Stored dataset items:
——————————
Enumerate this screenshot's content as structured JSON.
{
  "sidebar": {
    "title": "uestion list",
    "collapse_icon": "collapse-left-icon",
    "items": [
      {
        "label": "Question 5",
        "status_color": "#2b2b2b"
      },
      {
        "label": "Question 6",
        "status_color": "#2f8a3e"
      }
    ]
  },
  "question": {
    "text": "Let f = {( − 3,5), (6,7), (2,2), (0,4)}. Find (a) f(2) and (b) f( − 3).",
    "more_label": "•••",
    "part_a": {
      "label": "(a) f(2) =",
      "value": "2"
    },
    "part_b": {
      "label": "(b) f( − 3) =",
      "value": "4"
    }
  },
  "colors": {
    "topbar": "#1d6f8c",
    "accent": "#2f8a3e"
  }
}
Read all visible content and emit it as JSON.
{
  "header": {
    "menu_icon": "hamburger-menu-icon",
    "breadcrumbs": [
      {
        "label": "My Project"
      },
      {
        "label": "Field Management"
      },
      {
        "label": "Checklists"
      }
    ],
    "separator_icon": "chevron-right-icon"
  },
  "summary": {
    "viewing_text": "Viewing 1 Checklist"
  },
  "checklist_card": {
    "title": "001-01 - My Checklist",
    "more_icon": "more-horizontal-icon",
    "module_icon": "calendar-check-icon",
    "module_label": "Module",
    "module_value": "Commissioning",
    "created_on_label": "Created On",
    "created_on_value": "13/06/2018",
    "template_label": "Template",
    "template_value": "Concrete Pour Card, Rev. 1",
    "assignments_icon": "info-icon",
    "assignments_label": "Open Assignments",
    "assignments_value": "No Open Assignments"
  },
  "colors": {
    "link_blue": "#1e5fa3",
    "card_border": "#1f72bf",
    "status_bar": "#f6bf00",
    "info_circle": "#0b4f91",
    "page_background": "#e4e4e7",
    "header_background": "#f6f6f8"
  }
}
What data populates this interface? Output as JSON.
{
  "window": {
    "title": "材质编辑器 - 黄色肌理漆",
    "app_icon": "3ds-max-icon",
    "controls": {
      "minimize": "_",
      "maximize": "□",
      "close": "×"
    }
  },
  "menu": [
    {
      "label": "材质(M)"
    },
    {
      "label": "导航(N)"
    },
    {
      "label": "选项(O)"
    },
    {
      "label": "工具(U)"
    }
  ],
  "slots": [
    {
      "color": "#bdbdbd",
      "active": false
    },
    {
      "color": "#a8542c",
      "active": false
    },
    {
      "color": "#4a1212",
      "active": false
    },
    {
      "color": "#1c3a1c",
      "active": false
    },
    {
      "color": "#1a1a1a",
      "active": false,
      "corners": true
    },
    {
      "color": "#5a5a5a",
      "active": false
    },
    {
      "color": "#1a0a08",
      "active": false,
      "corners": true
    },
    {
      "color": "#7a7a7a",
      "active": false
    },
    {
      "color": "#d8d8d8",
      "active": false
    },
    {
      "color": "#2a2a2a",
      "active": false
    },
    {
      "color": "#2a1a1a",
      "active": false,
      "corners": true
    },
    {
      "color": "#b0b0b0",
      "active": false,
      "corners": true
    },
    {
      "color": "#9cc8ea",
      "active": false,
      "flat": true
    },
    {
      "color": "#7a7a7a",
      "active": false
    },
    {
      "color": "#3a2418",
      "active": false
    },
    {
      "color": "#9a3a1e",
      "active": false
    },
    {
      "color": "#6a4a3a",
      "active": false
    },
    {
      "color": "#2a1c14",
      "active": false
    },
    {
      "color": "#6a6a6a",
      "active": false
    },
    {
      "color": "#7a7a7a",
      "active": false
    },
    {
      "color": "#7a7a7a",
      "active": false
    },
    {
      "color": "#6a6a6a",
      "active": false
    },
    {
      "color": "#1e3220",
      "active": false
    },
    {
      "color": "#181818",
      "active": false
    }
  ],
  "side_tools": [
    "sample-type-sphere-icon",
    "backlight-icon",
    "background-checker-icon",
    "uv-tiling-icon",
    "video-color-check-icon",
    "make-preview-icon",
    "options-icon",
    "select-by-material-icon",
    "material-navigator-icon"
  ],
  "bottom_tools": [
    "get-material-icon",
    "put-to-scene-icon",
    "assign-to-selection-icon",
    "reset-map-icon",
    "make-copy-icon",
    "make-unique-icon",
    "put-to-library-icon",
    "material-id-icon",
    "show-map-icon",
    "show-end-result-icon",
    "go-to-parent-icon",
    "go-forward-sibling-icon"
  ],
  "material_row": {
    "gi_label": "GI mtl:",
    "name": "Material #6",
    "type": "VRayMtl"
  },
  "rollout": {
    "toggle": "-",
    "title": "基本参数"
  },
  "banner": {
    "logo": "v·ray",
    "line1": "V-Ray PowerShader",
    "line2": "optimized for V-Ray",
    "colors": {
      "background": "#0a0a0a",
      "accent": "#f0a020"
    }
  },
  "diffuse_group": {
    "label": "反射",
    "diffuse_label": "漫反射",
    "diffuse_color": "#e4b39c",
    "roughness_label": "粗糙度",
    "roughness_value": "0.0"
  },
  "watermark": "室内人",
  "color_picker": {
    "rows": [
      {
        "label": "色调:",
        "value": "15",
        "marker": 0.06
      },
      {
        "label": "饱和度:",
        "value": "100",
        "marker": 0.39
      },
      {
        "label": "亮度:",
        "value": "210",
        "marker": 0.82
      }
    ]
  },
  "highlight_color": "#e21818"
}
——————————
= WRITTEN EXERCISE =
Extract all lines that hold the word "JSON".

= RESPONSE TO THIS EXERCISE =
Enumerate this screenshot's content as structured JSON.
Read all visible content and emit it as JSON.
What data populates this interface? Output as JSON.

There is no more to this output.